▶ Work instructions:
Please continue the review comments on B cell responses to SARS-CoV-2 infection in people with and without HIV-1, picking up right after their final sentence.

▶ Supplied passage:
======

    The authors have examined different pathways of B cell differentiation in patients with SARS-CoV-2 infection who did or did not have HIV-1 infection. They conclude that B cell responses to SARS-CoV-2 infection occur via an extra-follicular (EF) pathway to a greater extent in people with HIV-1 infection compared with people who do not have HIV-1 infection.

    The data are important and generally robust but there are deficiencies related to presentation and interpretation of data, as indicated below:

    1. There are concerns about nomenclature of cell populations defined by tSNE plots (figure 2A). For example, the population defined as "CSM/marginal zone" does not express IgD or IgM, as would be expected for class-switched memory B cells but not marginal zone B cells. In addition, while tissue homing and GC homing CSM B cells express expected amounts of CXCR4 and CXCR5, both express high amounts of CXCR3, which would be unexpected for GC homing cells. Finally, in line 144, the authors should clarify what is meant by "class switched, IgMhi B cells (highlighted in blue)". The population highlighted in blue in figure 2A, referred to as "IgM++ GC homing B cells", has the immunophenotype IgDlow, IgMhigh, CD27-. Aren't these cells at one end of a naïve B cell spectrum ranging from IgD+/IgM- to IgD+/IgM+ to IgDlow /IgMhigh? There are also other populations that have unconventional names and/or appear to be intermediary populations.

    2. IgM switched memory B cells (lines 201-207) are referred to as IgM-only memory B cells by some investigators (for example, see - Bautista D et al. Front Immunol. 2020; 11:736). It would help the reader if this were indicated.

    3. The authors have defined DN2 B cells based on expression of the activation marker CD95 (Fas) (see Figure 4) but the original definition of DN2 B cells in patients with SLE was based on expression of CD11c and lack of expression of CXCR5 (see - Jenks SA et al. Immunity. 2020; 52:203). These cells also express T-bet and therefore, have many characteristics in common with CD11c+/T-bet+ memory B cells (also known as age-associated B cells or atypical memory B cells). It would be informative if data on CXCR5- DN B cells were in analysed in addition to, or instead of, CD95+ DN B cells.

    4. It might also be informative to discuss the extra-follicular (EF) response pathway in more detail. Recently published data from studies undertaken in mice indicate that CD11c+/T-bet+ MBCs interact with T follicular helper cells in lymphoid follicles but not in germinal centres (Song W et al. Immunity 2022; 55:290-307.e5), so it could be argued that the differentiation pathway is extra-GC rather than extra-follicular, at least in some situations. Also, in people with HIV-1 infection, HIV-1 gp140-specific B cells expressing T-bet are produced outside of GCs (Austin JW et al. Sci Transl Med. 2019; 11:eaax0904. Is the EF response pathway different to the extra-GC differentiation pathway? Where does it occur?
======
Items stored in a collection
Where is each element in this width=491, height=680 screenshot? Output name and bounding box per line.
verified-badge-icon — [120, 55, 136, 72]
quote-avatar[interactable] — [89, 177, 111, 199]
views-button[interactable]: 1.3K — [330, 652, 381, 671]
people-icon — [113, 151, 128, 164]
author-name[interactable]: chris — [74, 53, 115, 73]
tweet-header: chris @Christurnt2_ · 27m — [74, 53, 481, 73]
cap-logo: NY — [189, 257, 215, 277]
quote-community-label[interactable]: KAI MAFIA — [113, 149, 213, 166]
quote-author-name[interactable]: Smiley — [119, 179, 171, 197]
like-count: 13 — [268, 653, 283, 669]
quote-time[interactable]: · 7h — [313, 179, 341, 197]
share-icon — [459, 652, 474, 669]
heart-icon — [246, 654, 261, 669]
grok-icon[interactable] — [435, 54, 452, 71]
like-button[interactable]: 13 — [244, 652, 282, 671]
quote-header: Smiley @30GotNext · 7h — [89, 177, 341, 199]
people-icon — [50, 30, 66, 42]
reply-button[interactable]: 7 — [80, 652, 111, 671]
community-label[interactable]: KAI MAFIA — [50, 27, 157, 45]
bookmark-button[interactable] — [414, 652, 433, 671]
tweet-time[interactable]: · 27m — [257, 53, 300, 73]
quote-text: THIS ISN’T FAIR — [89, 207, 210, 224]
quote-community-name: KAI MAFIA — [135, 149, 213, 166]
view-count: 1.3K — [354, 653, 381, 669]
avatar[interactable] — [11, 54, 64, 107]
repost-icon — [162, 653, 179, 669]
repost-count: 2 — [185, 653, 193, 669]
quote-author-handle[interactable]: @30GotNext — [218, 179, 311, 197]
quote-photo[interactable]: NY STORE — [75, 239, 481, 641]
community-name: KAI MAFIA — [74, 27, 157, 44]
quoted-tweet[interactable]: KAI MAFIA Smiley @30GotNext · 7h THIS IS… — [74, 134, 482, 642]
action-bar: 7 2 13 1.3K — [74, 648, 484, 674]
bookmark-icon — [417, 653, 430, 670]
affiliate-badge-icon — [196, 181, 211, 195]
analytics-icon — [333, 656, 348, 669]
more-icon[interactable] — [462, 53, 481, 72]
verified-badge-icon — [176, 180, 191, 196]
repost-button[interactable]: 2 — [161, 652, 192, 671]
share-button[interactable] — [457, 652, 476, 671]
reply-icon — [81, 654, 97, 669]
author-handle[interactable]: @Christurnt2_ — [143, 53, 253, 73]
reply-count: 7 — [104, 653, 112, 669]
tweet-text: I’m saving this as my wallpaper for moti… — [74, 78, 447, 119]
======
▶ Response area:
    5. Similarly, in lines 288-290, the authors should re-consider the statement that "Both DN2 and activated naïve B cells mature via an EF pathway, independent of T cell help and in response to pro-inflammatory cytokines IFNγ, TNFa, and IL-21; and TLR 7 and 9 stimulation". There are data indicating that differentiation of DN2 B cells is T-cell-dependent (Keller B et al. Sci. Immunol. 2021; 6:eabh0891).

    6. In lines 254-60 and figure 6, the investigators should consider the possibility that the CXCR3+ and DN2 SARS-CoV-2-specific MBCs that are increased in people with HIV infection are the same population of cells. CD11c+/T-bet+ MBCs (ie. DN2 B cells, age-associated B cells or atypical memory B cells) usually express high levels of CXCR3.

  3. Reviewer #2 (Public Review):

    In this paper, detailed flow cytometry analysis of longitudinal samples with markers of B cell maturation, homing and regulatory features revealed a coordinated B cell response to COVID-19 that differed significantly between HIV-ve and PLWH. Memory B cells in PLWH displayed evidence of reduced germinal center activity, homing capacity and class-switching responses, with increased PD-L1 expression, and decreased Tfh frequency, accompanied with increased extrafollicular activity, with dynamic changes in activated double negative (DN2) and activated naïve B cells. This study proved the phenotypes of B cells in PLWH, however, the study lack of important functional assays.